(Data entries)
━━━━━━━━
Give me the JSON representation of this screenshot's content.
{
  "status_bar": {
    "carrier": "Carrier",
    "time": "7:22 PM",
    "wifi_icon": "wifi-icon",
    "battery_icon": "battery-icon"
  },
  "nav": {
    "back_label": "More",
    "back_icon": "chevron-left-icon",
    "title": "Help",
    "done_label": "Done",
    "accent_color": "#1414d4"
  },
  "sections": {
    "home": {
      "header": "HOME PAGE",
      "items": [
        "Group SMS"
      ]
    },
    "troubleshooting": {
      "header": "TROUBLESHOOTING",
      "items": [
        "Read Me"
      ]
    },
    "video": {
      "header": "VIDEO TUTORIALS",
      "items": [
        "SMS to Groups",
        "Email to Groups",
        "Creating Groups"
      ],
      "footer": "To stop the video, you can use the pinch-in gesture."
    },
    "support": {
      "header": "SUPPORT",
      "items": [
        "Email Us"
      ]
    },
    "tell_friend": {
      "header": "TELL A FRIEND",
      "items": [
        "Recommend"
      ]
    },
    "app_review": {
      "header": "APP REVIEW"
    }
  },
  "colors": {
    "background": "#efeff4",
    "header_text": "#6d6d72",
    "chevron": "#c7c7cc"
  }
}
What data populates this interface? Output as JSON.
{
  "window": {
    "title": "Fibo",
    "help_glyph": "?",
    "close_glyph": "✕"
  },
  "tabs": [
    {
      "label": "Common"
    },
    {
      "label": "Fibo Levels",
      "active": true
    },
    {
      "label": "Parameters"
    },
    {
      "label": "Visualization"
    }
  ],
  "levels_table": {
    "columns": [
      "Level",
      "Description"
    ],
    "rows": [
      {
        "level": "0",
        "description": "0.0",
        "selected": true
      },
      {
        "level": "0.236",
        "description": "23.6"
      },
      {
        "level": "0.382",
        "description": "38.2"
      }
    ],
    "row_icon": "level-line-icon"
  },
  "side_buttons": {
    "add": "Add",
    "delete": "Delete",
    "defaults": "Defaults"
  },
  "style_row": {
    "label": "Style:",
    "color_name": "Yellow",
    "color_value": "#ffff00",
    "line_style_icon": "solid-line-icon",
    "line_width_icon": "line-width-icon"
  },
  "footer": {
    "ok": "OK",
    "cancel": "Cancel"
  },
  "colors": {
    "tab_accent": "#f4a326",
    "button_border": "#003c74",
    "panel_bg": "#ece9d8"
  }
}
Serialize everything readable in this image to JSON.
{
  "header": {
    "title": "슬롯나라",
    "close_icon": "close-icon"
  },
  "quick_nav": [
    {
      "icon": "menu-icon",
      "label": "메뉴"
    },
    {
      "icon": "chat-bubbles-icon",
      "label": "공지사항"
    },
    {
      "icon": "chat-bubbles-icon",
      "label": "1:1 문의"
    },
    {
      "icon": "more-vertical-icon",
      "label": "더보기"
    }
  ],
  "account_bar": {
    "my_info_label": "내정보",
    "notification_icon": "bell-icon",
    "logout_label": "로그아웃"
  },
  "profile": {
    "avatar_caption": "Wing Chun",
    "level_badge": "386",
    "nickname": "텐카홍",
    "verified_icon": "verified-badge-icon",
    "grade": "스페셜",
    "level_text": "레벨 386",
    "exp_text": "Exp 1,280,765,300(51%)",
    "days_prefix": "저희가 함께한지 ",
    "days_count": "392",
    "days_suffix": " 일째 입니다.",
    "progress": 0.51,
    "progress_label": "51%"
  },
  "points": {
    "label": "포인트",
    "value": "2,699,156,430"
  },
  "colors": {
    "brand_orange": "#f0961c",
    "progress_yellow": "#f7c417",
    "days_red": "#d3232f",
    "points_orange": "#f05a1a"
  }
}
━━━━━━━━
Task goal = Write out all of the records once more, exactly.

Task result =
Give me the JSON representation of this screenshot's content.
{
  "status_bar": {
    "carrier": "Carrier",
    "time": "7:22 PM",
    "wifi_icon": "wifi-icon",
    "battery_icon": "battery-icon"
  },
  "nav": {
    "back_label": "More",
    "back_icon": "chevron-left-icon",
    "title": "Help",
    "done_label": "Done",
    "accent_color": "#1414d4"
  },
  "sections": {
    "home": {
      "header": "HOME PAGE",
      "items": [
        "Group SMS"
      ]
    },
    "troubleshooting": {
      "header": "TROUBLESHOOTING",
      "items": [
        "Read Me"
      ]
    },
    "video": {
      "header": "VIDEO TUTORIALS",
      "items": [
        "SMS to Groups",
        "Email to Groups",
        "Creating Groups"
      ],
      "footer": "To stop the video, you can use the pinch-in gesture."
    },
    "support": {
      "header": "SUPPORT",
      "items": [
        "Email Us"
      ]
    },
    "tell_friend": {
      "header": "TELL A FRIEND",
      "items": [
        "Recommend"
      ]
    },
    "app_review": {
      "header": "APP REVIEW"
    }
  },
  "colors": {
    "background": "#efeff4",
    "header_text": "#6d6d72",
    "chevron": "#c7c7cc"
  }
}
What data populates this interface? Output as JSON.
{
  "window": {
    "title": "Fibo",
    "help_glyph": "?",
    "close_glyph": "✕"
  },
  "tabs": [
    {
      "label": "Common"
    },
    {
      "label": "Fibo Levels",
      "active": true
    },
    {
      "label": "Parameters"
    },
    {
      "label": "Visualization"
    }
  ],
  "levels_table": {
    "columns": [
      "Level",
      "Description"
    ],
    "rows": [
      {
        "level": "0",
        "description": "0.0",
        "selected": true
      },
      {
        "level": "0.236",
        "description": "23.6"
      },
      {
        "level": "0.382",
        "description": "38.2"
      }
    ],
    "row_icon": "level-line-icon"
  },
  "side_buttons": {
    "add": "Add",
    "delete": "Delete",
    "defaults": "Defaults"
  },
  "style_row": {
    "label": "Style:",
    "color_name": "Yellow",
    "color_value": "#ffff00",
    "line_style_icon": "solid-line-icon",
    "line_width_icon": "line-width-icon"
  },
  "footer": {
    "ok": "OK",
    "cancel": "Cancel"
  },
  "colors": {
    "tab_accent": "#f4a326",
    "button_border": "#003c74",
    "panel_bg": "#ece9d8"
  }
}
Serialize everything readable in this image to JSON.
{
  "header": {
    "title": "슬롯나라",
    "close_icon": "close-icon"
  },
  "quick_nav": [
    {
      "icon": "menu-icon",
      "label": "메뉴"
    },
    {
      "icon": "chat-bubbles-icon",
      "label": "공지사항"
    },
    {
      "icon": "chat-bubbles-icon",
      "label": "1:1 문의"
    },
    {
      "icon": "more-vertical-icon",
      "label": "더보기"
    }
  ],
  "account_bar": {
    "my_info_label": "내정보",
    "notification_icon": "bell-icon",
    "logout_label": "로그아웃"
  },
  "profile": {
    "avatar_caption": "Wing Chun",
    "level_badge": "386",
    "nickname": "텐카홍",
    "verified_icon": "verified-badge-icon",
    "grade": "스페셜",
    "level_text": "레벨 386",
    "exp_text": "Exp 1,280,765,300(51%)",
    "days_prefix": "저희가 함께한지 ",
    "days_count": "392",
    "days_suffix": " 일째 입니다.",
    "progress": 0.51,
    "progress_label": "51%"
  },
  "points": {
    "label": "포인트",
    "value": "2,699,156,430"
  },
  "colors": {
    "brand_orange": "#f0961c",
    "progress_yellow": "#f7c417",
    "days_red": "#d3232f",
    "points_orange": "#f05a1a"
  }
}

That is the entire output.